**EXCERPTED DATA:**
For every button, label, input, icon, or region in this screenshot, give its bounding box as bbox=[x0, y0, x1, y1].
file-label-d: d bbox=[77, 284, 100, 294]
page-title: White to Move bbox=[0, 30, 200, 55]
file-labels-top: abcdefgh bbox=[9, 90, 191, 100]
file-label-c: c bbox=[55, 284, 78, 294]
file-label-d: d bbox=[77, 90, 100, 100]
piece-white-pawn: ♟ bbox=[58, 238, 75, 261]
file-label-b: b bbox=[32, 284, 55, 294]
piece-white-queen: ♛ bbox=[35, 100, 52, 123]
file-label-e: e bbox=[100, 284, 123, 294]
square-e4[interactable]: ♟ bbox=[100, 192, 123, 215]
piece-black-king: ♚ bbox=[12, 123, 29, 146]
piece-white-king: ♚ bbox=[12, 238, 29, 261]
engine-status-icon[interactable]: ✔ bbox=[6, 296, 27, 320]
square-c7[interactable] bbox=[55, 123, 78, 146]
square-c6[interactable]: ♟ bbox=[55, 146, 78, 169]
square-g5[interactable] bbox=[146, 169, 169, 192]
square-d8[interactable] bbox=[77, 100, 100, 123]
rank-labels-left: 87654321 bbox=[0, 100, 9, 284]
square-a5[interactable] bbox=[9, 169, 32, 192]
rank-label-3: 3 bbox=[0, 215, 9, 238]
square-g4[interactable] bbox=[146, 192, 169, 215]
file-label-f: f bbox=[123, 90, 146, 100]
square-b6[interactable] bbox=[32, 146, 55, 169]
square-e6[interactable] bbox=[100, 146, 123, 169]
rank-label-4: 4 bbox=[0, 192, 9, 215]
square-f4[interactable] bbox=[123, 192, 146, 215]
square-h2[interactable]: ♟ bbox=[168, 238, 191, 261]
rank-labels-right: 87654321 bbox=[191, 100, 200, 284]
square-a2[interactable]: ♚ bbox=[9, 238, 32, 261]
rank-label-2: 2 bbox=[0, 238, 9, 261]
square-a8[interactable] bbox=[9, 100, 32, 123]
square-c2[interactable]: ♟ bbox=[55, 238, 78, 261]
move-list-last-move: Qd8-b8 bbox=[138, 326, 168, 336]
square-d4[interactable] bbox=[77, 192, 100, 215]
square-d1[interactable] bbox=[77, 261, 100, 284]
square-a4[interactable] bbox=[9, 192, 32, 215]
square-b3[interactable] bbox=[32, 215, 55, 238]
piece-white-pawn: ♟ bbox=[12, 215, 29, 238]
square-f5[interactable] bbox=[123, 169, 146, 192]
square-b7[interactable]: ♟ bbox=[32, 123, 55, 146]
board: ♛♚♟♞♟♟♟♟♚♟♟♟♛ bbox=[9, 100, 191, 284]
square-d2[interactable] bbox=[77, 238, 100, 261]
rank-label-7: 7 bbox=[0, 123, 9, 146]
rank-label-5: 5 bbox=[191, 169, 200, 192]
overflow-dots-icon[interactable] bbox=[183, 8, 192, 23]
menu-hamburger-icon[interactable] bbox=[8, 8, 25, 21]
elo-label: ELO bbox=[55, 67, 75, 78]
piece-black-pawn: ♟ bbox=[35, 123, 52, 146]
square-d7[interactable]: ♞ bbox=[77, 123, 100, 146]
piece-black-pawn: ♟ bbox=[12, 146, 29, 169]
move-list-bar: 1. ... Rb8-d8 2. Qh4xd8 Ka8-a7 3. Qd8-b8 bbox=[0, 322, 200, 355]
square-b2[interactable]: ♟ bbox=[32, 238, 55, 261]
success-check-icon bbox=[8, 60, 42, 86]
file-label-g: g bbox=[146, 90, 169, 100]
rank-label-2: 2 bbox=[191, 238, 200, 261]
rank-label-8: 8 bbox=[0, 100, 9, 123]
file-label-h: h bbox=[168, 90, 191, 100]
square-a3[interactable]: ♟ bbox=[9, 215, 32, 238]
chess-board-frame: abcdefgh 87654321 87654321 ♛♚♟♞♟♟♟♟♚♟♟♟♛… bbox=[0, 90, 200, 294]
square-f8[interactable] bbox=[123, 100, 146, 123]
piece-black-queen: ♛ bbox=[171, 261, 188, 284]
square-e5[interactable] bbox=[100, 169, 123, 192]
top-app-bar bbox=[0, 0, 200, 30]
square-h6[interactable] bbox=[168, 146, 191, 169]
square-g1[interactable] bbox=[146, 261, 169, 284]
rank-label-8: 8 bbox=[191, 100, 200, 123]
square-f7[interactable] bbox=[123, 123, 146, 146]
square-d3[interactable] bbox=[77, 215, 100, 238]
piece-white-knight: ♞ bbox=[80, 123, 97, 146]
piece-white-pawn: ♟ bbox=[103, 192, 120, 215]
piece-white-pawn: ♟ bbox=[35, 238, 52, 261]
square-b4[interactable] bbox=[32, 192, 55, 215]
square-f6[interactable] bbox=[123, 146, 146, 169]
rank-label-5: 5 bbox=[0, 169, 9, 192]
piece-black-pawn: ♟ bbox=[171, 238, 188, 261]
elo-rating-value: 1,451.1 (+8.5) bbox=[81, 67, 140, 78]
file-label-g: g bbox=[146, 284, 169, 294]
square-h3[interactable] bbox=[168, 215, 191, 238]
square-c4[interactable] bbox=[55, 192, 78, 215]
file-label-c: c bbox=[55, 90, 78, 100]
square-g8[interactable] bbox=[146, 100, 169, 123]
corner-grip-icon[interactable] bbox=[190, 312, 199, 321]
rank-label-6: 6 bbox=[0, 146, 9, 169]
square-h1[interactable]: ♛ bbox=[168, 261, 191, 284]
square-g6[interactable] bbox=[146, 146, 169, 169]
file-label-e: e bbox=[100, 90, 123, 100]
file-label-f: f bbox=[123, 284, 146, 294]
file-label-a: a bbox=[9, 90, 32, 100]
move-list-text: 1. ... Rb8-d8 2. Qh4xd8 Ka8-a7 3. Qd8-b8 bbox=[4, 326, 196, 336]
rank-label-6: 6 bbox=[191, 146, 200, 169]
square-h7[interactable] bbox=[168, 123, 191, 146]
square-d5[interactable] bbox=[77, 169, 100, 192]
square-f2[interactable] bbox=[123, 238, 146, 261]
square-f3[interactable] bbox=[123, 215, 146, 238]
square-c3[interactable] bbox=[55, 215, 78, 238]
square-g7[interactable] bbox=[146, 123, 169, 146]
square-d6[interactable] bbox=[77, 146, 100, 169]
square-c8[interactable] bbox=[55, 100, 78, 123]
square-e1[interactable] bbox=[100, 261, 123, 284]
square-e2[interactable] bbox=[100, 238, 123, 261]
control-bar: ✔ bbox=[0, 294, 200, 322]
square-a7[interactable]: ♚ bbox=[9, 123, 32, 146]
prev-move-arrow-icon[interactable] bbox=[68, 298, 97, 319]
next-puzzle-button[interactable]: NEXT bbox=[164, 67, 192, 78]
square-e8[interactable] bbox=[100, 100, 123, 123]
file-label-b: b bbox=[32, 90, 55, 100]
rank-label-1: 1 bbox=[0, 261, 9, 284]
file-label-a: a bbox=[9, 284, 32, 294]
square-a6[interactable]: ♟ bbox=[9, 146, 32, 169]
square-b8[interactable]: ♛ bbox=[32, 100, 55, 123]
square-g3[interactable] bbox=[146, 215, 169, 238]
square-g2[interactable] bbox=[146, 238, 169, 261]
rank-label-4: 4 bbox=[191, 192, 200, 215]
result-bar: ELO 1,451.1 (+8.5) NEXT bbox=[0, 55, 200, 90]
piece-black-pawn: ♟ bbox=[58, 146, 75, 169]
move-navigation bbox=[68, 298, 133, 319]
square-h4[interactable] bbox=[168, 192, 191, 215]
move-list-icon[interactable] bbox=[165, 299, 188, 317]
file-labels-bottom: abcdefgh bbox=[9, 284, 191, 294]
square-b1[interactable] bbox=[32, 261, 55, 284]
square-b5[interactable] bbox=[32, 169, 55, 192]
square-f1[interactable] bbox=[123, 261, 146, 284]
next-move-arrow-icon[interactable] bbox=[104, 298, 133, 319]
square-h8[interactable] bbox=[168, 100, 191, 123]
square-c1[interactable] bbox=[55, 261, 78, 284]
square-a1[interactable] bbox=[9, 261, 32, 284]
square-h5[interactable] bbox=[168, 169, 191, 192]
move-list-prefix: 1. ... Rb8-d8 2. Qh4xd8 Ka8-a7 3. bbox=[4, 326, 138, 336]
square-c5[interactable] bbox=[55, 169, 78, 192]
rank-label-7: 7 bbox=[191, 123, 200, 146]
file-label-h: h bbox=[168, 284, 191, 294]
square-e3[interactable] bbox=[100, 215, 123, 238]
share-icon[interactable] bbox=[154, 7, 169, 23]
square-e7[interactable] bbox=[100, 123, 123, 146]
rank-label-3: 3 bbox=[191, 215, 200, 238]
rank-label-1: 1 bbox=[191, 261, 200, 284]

**TASK TO COMPLETE:** Please convert everything from the start of the records down to and including the line that contains "square-c6[interactable]: ♟ bbox=[55, 146, 78, 169]" into a JSON list of strings, with one string per line and blank lines left out.

**TASK OUTPUT:**
[
  "For every button, label, input, icon, or region in this screenshot, give its bounding box as bbox=[x0, y0, x1, y1].",
  "file-label-d: d bbox=[77, 284, 100, 294]",
  "page-title: White to Move bbox=[0, 30, 200, 55]",
  "file-labels-top: abcdefgh bbox=[9, 90, 191, 100]",
  "file-label-c: c bbox=[55, 284, 78, 294]",
  "file-label-d: d bbox=[77, 90, 100, 100]",
  "piece-white-pawn: ♟ bbox=[58, 238, 75, 261]",
  "file-label-b: b bbox=[32, 284, 55, 294]",
  "piece-white-queen: ♛ bbox=[35, 100, 52, 123]",
  "file-label-e: e bbox=[100, 284, 123, 294]",
  "square-e4[interactable]: ♟ bbox=[100, 192, 123, 215]",
  "piece-black-king: ♚ bbox=[12, 123, 29, 146]",
  "piece-white-king: ♚ bbox=[12, 238, 29, 261]",
  "engine-status-icon[interactable]: ✔ bbox=[6, 296, 27, 320]",
  "square-c7[interactable] bbox=[55, 123, 78, 146]",
  "square-c6[interactable]: ♟ bbox=[55, 146, 78, 169]"
]